Give only the number of lines in the data that contain the word "stage".

--- Begin Material provided ---

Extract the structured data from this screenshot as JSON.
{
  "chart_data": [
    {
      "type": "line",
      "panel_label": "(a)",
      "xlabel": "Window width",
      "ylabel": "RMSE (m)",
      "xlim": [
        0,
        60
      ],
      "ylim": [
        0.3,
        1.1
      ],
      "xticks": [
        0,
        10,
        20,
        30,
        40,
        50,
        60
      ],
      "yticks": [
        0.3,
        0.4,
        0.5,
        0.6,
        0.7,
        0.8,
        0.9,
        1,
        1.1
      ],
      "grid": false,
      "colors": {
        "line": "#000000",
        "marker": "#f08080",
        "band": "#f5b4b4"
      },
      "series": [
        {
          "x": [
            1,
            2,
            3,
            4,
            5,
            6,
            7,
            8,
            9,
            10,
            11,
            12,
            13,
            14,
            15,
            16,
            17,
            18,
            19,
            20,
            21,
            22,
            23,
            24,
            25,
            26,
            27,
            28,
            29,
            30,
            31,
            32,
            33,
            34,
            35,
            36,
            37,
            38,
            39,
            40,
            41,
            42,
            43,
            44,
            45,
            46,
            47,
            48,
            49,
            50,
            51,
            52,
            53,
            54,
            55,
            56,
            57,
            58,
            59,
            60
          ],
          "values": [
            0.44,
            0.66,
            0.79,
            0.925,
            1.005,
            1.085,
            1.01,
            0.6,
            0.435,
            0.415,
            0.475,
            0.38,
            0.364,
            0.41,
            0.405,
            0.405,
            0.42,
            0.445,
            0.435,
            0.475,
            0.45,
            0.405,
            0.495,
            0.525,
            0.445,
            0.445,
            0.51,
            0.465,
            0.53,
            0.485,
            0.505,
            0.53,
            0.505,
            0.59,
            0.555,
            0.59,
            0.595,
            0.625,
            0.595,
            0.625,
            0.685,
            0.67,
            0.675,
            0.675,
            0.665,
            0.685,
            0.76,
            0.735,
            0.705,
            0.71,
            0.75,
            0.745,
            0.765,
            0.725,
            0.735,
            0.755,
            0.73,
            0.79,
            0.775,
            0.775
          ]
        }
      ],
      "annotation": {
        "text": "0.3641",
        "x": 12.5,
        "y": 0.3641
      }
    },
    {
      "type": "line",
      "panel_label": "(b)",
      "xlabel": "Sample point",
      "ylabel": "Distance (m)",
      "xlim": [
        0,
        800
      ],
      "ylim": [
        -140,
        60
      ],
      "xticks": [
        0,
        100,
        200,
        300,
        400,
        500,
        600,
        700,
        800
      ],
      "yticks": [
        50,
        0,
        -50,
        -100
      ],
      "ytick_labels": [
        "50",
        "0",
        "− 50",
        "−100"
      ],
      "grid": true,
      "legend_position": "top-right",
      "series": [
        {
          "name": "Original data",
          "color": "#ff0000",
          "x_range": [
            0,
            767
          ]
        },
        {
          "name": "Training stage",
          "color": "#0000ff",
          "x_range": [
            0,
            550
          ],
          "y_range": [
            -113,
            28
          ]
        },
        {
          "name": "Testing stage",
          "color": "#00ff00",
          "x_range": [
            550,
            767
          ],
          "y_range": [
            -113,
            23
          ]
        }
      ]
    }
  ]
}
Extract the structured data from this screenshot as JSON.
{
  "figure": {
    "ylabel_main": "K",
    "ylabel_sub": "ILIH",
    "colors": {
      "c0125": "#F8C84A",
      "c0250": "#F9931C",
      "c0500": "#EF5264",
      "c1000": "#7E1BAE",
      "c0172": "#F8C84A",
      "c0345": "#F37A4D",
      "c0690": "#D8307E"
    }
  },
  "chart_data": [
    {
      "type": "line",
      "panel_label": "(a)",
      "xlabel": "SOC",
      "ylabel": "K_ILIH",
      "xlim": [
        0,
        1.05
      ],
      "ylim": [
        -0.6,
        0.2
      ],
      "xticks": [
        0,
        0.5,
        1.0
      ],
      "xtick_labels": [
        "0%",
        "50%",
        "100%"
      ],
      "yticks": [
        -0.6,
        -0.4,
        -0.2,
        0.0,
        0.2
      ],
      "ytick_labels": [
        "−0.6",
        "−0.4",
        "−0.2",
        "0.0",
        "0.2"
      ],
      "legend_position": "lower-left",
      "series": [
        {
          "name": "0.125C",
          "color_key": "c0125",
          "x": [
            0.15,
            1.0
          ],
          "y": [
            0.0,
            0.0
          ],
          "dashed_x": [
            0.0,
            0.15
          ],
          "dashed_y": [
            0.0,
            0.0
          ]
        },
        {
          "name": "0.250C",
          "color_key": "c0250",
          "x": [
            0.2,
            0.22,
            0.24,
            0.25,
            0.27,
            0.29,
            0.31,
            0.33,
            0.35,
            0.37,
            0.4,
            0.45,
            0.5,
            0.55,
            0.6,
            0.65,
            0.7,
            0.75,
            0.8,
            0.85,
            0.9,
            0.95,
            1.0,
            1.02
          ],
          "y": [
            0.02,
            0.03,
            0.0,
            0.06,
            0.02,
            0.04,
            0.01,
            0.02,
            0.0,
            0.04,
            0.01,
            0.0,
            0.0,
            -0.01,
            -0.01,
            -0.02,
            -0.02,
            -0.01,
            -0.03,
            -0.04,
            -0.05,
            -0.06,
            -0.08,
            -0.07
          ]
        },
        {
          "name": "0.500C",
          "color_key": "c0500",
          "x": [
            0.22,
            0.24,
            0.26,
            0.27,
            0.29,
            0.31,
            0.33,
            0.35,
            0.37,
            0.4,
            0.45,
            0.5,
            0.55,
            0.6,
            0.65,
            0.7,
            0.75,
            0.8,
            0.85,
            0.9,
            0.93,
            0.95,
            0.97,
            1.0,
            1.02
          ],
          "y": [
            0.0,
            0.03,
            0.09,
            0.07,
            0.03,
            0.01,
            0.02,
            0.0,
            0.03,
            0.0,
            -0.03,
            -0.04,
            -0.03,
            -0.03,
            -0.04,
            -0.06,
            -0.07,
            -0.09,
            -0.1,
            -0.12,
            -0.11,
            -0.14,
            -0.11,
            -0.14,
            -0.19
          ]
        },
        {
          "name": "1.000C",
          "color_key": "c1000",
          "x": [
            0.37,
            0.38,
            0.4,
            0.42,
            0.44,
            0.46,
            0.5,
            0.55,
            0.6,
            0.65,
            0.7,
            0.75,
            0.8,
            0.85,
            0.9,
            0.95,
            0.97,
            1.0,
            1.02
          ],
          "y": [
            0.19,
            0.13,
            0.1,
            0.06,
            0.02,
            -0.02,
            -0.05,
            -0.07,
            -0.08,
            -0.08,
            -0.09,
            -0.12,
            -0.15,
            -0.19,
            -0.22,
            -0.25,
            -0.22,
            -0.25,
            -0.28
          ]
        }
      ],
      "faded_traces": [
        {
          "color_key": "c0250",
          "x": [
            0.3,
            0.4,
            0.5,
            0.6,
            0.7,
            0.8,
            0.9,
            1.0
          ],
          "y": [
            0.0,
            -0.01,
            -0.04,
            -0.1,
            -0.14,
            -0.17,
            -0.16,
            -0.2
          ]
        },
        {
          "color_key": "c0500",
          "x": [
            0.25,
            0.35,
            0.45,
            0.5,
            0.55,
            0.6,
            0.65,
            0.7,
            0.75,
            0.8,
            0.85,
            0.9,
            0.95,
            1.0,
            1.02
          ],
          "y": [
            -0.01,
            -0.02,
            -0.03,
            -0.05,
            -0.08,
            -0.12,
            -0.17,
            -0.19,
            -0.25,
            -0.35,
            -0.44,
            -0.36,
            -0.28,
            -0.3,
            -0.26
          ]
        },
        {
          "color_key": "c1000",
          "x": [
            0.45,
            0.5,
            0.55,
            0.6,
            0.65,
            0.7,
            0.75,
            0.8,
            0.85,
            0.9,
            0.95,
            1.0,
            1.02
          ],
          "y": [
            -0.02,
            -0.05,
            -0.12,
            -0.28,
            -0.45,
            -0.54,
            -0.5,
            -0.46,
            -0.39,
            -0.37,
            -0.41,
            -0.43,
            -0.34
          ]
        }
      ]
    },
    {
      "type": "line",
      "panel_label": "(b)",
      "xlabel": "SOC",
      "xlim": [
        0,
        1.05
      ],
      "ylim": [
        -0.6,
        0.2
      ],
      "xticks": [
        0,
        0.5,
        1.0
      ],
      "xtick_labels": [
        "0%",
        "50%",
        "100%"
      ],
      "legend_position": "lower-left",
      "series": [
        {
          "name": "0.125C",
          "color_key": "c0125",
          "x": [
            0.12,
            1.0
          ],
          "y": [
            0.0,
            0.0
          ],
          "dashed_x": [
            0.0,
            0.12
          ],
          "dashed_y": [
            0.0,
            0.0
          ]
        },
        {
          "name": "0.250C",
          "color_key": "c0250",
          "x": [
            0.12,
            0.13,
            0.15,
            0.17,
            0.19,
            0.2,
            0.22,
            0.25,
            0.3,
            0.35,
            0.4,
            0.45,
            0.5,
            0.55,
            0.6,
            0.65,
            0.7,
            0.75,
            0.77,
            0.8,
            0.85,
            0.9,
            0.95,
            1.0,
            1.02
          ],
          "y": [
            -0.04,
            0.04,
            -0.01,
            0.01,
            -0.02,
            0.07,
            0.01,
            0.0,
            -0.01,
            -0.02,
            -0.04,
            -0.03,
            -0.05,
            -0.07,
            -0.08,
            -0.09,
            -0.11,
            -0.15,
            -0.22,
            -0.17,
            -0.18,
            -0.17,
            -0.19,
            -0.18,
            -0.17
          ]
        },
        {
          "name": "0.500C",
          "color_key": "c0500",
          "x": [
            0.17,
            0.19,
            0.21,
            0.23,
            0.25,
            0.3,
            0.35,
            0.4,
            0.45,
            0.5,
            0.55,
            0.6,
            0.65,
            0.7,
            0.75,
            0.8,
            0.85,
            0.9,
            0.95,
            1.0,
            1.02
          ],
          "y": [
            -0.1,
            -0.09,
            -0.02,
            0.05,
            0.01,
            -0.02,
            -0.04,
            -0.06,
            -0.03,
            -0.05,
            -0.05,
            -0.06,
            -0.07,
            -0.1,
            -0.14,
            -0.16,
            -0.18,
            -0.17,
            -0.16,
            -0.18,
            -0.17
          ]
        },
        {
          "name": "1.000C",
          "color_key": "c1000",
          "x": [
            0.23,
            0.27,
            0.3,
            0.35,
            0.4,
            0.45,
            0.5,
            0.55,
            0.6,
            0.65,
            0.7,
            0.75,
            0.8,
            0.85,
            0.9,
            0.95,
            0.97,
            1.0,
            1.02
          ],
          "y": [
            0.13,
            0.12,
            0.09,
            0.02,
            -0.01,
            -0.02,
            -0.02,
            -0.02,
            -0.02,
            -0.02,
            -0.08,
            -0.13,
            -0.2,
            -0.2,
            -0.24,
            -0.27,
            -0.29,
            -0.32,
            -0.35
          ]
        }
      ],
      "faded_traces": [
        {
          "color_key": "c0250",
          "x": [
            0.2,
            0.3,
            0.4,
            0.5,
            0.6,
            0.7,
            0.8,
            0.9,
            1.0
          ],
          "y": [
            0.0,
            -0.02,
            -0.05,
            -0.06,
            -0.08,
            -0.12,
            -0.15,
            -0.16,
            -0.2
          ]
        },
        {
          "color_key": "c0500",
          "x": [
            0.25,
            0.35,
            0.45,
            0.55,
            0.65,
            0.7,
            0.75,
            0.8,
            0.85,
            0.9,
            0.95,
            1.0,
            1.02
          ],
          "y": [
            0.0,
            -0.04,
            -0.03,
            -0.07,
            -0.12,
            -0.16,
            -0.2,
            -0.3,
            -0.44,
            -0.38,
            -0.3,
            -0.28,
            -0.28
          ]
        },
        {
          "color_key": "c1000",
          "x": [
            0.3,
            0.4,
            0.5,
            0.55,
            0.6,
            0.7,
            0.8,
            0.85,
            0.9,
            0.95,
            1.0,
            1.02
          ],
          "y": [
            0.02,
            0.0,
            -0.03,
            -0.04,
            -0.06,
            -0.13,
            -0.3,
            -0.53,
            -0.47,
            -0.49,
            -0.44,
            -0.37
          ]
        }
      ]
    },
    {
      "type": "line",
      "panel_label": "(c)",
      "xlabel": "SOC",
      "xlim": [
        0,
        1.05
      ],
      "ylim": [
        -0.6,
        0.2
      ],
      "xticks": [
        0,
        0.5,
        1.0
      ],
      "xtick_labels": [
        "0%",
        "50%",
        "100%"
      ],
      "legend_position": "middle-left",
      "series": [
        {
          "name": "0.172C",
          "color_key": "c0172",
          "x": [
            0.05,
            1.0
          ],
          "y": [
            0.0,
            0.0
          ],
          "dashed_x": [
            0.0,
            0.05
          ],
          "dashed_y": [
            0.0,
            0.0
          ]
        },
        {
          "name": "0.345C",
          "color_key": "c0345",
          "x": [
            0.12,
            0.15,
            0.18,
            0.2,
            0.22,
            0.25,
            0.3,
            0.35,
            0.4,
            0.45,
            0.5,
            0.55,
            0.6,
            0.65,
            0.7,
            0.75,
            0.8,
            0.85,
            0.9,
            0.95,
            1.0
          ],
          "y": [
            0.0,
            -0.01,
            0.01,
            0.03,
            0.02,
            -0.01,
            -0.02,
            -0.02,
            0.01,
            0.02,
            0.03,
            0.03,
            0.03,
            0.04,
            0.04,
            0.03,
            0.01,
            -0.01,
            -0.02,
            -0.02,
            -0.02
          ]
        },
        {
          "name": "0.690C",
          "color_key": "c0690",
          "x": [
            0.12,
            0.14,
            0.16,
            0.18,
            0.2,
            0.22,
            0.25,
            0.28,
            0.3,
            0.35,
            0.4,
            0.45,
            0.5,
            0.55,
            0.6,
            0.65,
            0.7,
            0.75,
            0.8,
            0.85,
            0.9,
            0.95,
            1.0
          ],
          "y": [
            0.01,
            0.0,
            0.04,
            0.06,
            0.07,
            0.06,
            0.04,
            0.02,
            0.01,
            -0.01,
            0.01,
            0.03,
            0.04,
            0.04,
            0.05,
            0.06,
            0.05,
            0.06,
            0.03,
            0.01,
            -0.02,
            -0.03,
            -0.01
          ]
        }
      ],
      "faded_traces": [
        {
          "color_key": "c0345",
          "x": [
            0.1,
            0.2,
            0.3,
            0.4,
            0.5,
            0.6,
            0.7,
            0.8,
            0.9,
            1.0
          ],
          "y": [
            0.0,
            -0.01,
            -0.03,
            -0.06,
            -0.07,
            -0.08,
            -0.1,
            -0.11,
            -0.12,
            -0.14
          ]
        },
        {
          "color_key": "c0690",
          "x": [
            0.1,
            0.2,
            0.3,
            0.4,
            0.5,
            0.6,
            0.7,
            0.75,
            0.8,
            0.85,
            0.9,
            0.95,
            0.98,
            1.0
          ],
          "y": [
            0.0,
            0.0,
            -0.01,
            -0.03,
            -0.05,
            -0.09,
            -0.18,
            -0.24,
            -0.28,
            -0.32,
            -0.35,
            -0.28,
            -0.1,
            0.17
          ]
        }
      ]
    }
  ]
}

--- End Material provided ---

**Full solution**. 2